They live in non-territorial groups of up to 20 individuals. Their gregarious nature enables them to
remain vigilant against predators. With excellent eyesight, they can spot an enemy from one kilometre
away and they have a lifespan of up to 26 years. The gestation period lasts 15 months. The newborns
are about two metres tall, weighing approximately 100 kg.[1]
Giraffes are primarily found in the grasslands and open woodlands of East Africa. They are also
protected in certain reserves in southern Africa. The West African subspecies has confronted a
significant population decline and is now confined to a small range in Niger.[1] Traditionally, giraffes
have been classified as a single species, Giraffa camelopardalis, which is further divided into nine
subspecies (Figure 1). However, mitochondrial DNA studies have revealed genetic uniqueness in four
or even six groups, making each group distinct from the others, likely due to reproductive isolation.[4,5]
According to a survey, giraffe populations declined by 36 - 40% between 1985 and 2015 due to habitat
loss and illegal hunting.[4] Recently, the International Union for Conservation of Nature (IUCN)

▸ Information:
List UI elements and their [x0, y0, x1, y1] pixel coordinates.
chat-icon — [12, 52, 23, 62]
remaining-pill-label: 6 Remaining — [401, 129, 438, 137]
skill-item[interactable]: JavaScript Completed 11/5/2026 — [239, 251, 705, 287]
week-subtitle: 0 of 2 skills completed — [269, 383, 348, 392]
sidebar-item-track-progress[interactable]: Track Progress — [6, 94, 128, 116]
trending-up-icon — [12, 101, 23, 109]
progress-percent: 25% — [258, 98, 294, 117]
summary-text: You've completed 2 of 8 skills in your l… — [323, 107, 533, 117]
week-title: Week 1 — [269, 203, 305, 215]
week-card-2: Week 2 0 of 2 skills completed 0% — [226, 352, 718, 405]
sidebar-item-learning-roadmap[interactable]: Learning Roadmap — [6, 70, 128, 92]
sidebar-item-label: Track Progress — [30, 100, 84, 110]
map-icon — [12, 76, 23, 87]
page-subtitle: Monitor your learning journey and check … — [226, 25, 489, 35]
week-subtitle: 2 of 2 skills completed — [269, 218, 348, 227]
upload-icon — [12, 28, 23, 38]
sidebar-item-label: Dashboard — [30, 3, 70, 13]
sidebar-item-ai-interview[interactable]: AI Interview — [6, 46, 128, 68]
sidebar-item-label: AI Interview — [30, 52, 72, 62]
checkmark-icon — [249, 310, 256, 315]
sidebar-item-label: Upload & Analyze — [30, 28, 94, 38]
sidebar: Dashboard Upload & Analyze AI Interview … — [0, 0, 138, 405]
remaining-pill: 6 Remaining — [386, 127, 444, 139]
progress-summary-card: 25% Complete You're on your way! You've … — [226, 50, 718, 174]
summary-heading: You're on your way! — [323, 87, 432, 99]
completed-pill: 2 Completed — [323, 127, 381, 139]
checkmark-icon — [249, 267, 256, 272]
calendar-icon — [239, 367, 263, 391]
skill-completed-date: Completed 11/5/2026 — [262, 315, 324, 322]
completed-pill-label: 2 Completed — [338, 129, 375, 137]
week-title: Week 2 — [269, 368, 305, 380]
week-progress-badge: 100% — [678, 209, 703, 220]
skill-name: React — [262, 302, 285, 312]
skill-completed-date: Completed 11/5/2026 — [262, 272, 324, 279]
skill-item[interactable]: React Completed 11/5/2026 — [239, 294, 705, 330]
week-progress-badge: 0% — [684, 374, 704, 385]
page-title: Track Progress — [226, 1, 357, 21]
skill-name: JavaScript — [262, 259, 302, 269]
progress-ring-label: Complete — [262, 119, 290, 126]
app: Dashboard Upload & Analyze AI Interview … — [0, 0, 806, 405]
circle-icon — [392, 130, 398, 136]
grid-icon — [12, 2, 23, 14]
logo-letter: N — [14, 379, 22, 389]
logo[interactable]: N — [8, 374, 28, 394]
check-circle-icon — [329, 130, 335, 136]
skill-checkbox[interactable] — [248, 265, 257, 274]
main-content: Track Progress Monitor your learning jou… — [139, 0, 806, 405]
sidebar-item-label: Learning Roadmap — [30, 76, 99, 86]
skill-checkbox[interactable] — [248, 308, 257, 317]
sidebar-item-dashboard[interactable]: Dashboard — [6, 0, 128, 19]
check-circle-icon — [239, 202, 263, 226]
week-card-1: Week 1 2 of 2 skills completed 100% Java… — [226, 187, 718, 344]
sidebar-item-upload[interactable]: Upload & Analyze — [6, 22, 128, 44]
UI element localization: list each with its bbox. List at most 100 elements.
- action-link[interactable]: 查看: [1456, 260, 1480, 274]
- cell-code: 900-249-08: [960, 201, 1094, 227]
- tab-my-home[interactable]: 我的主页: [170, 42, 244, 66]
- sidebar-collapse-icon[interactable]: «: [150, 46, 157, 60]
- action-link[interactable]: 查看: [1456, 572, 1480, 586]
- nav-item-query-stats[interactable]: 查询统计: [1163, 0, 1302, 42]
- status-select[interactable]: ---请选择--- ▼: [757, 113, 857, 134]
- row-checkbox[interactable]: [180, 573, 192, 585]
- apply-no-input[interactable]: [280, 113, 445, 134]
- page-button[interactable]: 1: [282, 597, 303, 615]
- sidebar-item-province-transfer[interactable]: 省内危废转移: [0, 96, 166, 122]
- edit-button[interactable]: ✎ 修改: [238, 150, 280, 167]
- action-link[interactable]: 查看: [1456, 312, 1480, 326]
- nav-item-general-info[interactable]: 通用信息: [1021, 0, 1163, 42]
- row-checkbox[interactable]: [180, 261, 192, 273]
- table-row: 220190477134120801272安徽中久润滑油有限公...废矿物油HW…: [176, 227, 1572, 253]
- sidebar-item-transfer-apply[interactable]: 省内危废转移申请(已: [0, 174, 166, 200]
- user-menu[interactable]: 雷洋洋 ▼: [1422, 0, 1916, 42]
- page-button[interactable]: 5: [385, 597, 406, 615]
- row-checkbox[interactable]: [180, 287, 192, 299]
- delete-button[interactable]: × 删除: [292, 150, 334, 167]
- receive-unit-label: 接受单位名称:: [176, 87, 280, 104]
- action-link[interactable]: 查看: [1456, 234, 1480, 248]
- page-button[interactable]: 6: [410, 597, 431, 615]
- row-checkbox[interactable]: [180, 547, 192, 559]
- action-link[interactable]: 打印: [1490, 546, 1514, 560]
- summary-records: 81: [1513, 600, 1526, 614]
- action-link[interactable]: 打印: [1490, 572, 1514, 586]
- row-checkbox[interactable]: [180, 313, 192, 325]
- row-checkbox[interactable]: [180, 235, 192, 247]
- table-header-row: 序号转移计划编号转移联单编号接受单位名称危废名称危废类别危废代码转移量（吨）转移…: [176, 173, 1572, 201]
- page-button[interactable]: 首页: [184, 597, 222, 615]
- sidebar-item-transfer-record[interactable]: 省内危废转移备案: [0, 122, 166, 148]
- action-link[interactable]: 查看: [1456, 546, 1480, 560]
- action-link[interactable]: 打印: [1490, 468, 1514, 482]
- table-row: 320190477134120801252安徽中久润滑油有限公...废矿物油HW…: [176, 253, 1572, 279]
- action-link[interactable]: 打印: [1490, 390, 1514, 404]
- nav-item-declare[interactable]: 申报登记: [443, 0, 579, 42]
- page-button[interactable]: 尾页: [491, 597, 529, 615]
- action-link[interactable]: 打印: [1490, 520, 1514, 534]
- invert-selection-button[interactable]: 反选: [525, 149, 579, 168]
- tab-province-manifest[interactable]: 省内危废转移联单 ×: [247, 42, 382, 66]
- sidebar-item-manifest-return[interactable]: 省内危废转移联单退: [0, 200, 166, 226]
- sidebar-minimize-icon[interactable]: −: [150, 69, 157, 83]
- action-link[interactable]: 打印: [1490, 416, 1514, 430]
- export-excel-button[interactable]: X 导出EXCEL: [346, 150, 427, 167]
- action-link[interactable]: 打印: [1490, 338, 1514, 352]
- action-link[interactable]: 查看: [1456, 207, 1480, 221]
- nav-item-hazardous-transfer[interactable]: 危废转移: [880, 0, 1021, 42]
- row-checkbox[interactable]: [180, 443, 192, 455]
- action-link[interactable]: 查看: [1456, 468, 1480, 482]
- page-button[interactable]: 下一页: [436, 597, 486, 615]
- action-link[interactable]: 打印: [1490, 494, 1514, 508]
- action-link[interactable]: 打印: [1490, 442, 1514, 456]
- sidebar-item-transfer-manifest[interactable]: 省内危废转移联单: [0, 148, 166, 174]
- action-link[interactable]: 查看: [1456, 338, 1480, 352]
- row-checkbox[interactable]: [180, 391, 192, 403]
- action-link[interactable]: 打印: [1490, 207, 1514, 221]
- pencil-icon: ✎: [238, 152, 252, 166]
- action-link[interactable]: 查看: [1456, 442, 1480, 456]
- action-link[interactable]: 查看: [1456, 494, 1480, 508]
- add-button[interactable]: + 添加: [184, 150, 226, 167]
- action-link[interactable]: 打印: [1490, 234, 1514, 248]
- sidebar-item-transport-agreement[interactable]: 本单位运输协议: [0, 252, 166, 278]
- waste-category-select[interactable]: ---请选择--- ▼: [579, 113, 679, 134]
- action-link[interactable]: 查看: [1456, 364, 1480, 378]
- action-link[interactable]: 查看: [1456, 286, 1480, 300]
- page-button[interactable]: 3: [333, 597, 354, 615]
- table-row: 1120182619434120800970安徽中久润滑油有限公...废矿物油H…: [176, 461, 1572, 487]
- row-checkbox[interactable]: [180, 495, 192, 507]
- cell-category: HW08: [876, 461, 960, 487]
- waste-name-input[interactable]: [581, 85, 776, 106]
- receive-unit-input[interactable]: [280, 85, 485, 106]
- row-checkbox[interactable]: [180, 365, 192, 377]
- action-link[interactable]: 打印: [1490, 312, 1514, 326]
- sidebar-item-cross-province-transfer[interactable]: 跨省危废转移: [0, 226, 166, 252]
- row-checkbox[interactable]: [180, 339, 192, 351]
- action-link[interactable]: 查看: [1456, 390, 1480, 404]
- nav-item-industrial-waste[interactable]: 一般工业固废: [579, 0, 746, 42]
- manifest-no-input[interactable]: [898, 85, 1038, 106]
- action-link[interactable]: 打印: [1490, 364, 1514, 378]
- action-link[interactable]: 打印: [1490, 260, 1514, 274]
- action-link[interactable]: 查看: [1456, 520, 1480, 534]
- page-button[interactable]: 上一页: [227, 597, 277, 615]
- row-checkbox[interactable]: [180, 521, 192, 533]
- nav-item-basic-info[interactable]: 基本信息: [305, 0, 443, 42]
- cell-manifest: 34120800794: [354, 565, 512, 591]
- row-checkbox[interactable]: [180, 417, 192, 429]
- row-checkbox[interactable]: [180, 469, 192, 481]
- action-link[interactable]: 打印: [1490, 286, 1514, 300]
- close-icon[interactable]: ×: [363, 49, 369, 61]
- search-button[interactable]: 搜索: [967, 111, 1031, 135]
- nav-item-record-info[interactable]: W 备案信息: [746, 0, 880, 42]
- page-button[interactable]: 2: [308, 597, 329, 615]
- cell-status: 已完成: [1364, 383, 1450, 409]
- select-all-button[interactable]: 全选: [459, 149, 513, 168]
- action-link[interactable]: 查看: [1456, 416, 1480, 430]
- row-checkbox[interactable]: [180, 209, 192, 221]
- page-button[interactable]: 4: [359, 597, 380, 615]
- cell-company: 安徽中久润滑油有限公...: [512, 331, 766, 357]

▸ Work to complete: Retype the entire passage on giraffes given above, word for word.

▸ Expected answer:
They live in non-territorial groups of up to 20 individuals. Their gregarious nature enables them to
remain vigilant against predators. With excellent eyesight, they can spot an enemy from one kilometre
away and they have a lifespan of up to 26 years. The gestation period lasts 15 months. The newborns
are about two metres tall, weighing approximately 100 kg.[1]
Giraffes are primarily found in the grasslands and open woodlands of East Africa. They are also
protected in certain reserves in southern Africa. The West African subspecies has confronted a
significant population decline and is now confined to a small range in Niger.[1] Traditionally, giraffes
have been classified as a single species, Giraffa camelopardalis, which is further divided into nine
subspecies (Figure 1). However, mitochondrial DNA studies have revealed genetic uniqueness in four
or even six groups, making each group distinct from the others, likely due to reproductive isolation.[4,5]
According to a survey, giraffe populations declined by 36 - 40% between 1985 and 2015 due to habitat
loss and illegal hunting.[4] Recently, the International Union for Conservation of Nature (IUCN)